*Record extracts:*
▶

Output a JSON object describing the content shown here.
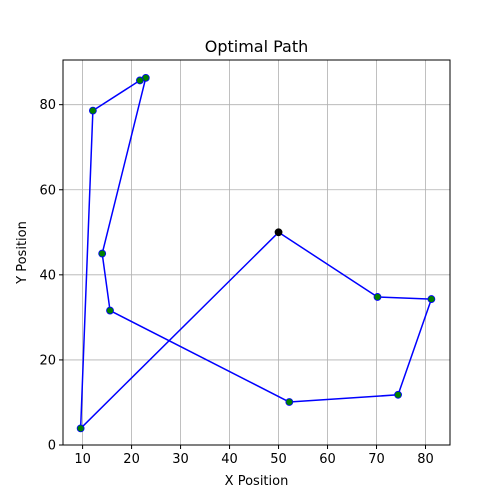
{
  "chart_data": {
    "type": "line",
    "title": "Optimal Path",
    "xlabel": "X Position",
    "ylabel": "Y Position",
    "xlim": [
      6,
      85
    ],
    "ylim": [
      0,
      90.5
    ],
    "xticks": [
      10,
      20,
      30,
      40,
      50,
      60,
      70,
      80
    ],
    "yticks": [
      0,
      20,
      40,
      60,
      80
    ],
    "grid": true,
    "series": [
      {
        "path": [
          {
            "x": 50,
            "y": 50
          },
          {
            "x": 70.2,
            "y": 34.8
          },
          {
            "x": 81.2,
            "y": 34.3
          },
          {
            "x": 74.4,
            "y": 11.8
          },
          {
            "x": 52.2,
            "y": 10.1
          },
          {
            "x": 15.6,
            "y": 31.6
          },
          {
            "x": 14.0,
            "y": 45.0
          },
          {
            "x": 22.9,
            "y": 86.3
          },
          {
            "x": 21.7,
            "y": 85.7
          },
          {
            "x": 12.1,
            "y": 78.6
          },
          {
            "x": 9.6,
            "y": 3.9
          },
          {
            "x": 50,
            "y": 50
          }
        ]
      }
    ],
    "start_point": {
      "x": 50,
      "y": 50
    },
    "colors": {
      "line": "#0000ff",
      "markers": "#008000",
      "start_marker": "#000000",
      "grid": "#b0b0b0"
    }
  }
}
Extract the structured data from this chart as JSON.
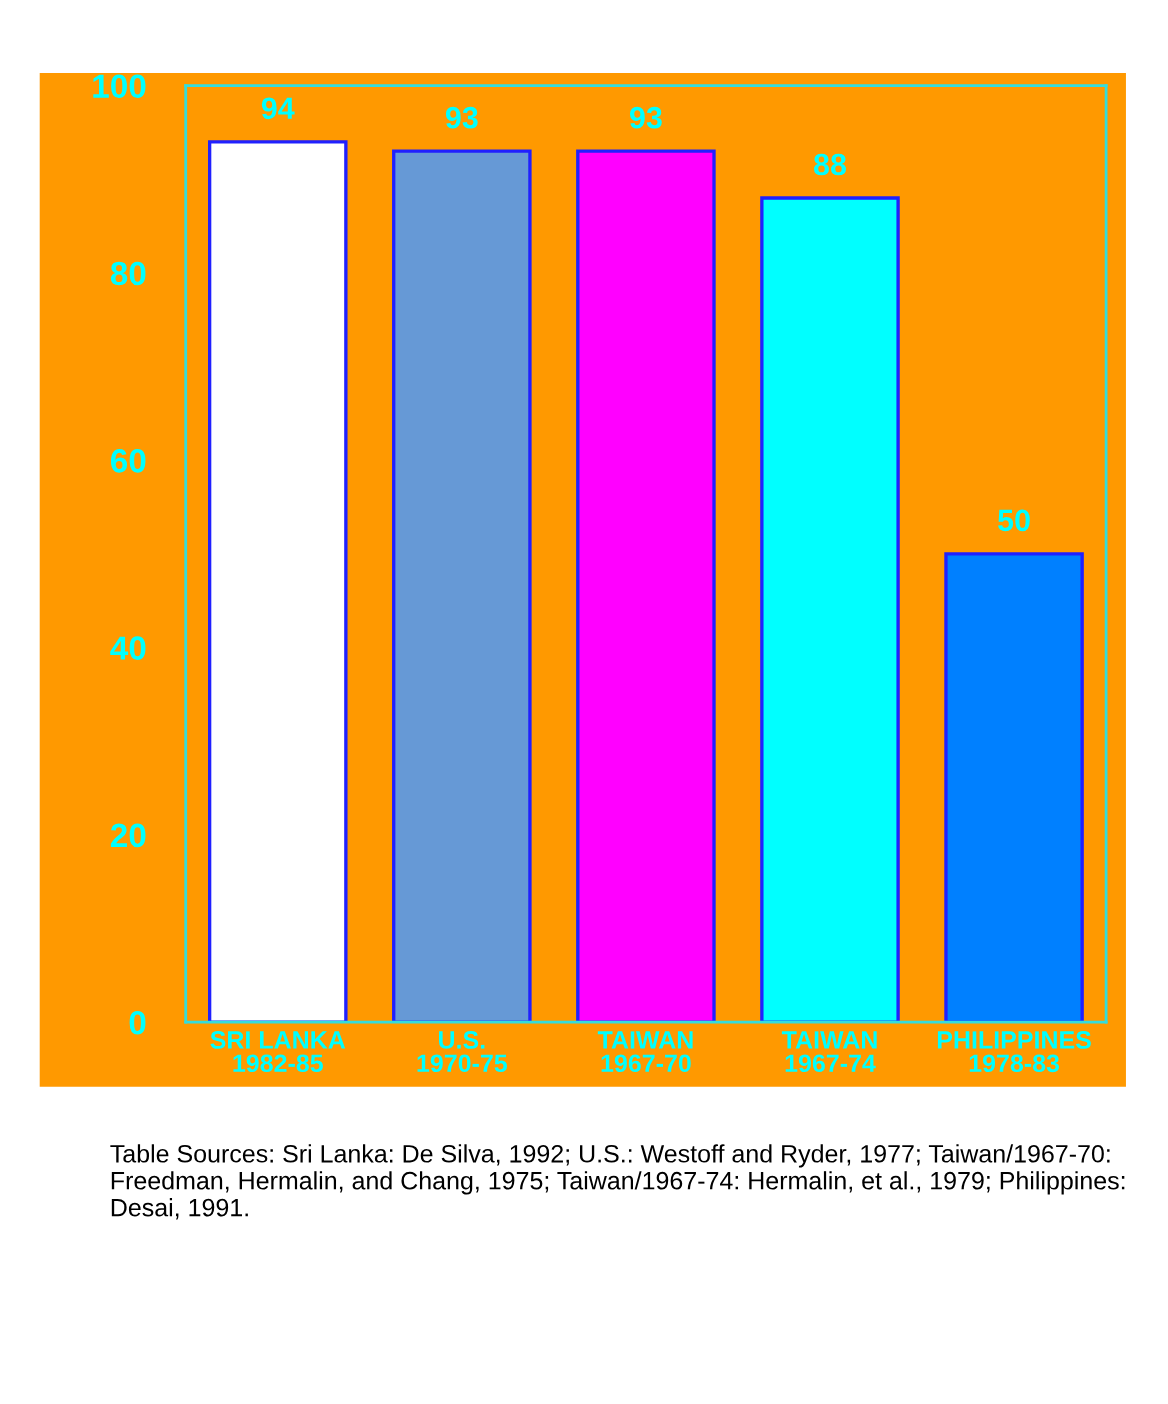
{
  "chart_data": {
    "type": "bar",
    "categories": [
      "SRI LANKA\n1982-85",
      "U.S.\n1970-75",
      "TAIWAN\n1967-70",
      "TAIWAN\n1967-74",
      "PHILIPPINES\n1978-83"
    ],
    "values": [
      94,
      93,
      93,
      88,
      50
    ],
    "colors": [
      "#ffffff",
      "#6699d6",
      "#ff00ff",
      "#00ffff",
      "#0080ff"
    ],
    "ylim": [
      0,
      100
    ],
    "yticks": [
      0,
      20,
      40,
      60,
      80,
      100
    ],
    "data_labels": true,
    "grid": false,
    "legend": false,
    "annotations": [
      "Table Sources: Sri Lanka: De Silva, 1992; U.S.: Westoff and Ryder, 1977; Taiwan/1967-70: Freedman, Hermalin, and Chang, 1975; Taiwan/1967-74: Hermalin, et al., 1979; Philippines: Desai, 1991."
    ]
  }
}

◀

*Problem to solve:*
Set down all the data again exactly as above, pictures excluded.

*Answer to this problem:*
Output a JSON object describing the content shown here.
{
  "chart_data": {
    "type": "line",
    "title": "Optimal Path",
    "xlabel": "X Position",
    "ylabel": "Y Position",
    "xlim": [
      6,
      85
    ],
    "ylim": [
      0,
      90.5
    ],
    "xticks": [
      10,
      20,
      30,
      40,
      50,
      60,
      70,
      80
    ],
    "yticks": [
      0,
      20,
      40,
      60,
      80
    ],
    "grid": true,
    "series": [
      {
        "path": [
          {
            "x": 50,
            "y": 50
          },
          {
            "x": 70.2,
            "y": 34.8
          },
          {
            "x": 81.2,
            "y": 34.3
          },
          {
            "x": 74.4,
            "y": 11.8
          },
          {
            "x": 52.2,
            "y": 10.1
          },
          {
            "x": 15.6,
            "y": 31.6
          },
          {
            "x": 14.0,
            "y": 45.0
          },
          {
            "x": 22.9,
            "y": 86.3
          },
          {
            "x": 21.7,
            "y": 85.7
          },
          {
            "x": 12.1,
            "y": 78.6
          },
          {
            "x": 9.6,
            "y": 3.9
          },
          {
            "x": 50,
            "y": 50
          }
        ]
      }
    ],
    "start_point": {
      "x": 50,
      "y": 50
    },
    "colors": {
      "line": "#0000ff",
      "markers": "#008000",
      "start_marker": "#000000",
      "grid": "#b0b0b0"
    }
  }
}
Extract the structured data from this chart as JSON.
{
  "chart_data": {
    "type": "bar",
    "categories": [
      "SRI LANKA\n1982-85",
      "U.S.\n1970-75",
      "TAIWAN\n1967-70",
      "TAIWAN\n1967-74",
      "PHILIPPINES\n1978-83"
    ],
    "values": [
      94,
      93,
      93,
      88,
      50
    ],
    "colors": [
      "#ffffff",
      "#6699d6",
      "#ff00ff",
      "#00ffff",
      "#0080ff"
    ],
    "ylim": [
      0,
      100
    ],
    "yticks": [
      0,
      20,
      40,
      60,
      80,
      100
    ],
    "data_labels": true,
    "grid": false,
    "legend": false,
    "annotations": [
      "Table Sources: Sri Lanka: De Silva, 1992; U.S.: Westoff and Ryder, 1977; Taiwan/1967-70: Freedman, Hermalin, and Chang, 1975; Taiwan/1967-74: Hermalin, et al., 1979; Philippines: Desai, 1991."
    ]
  }
}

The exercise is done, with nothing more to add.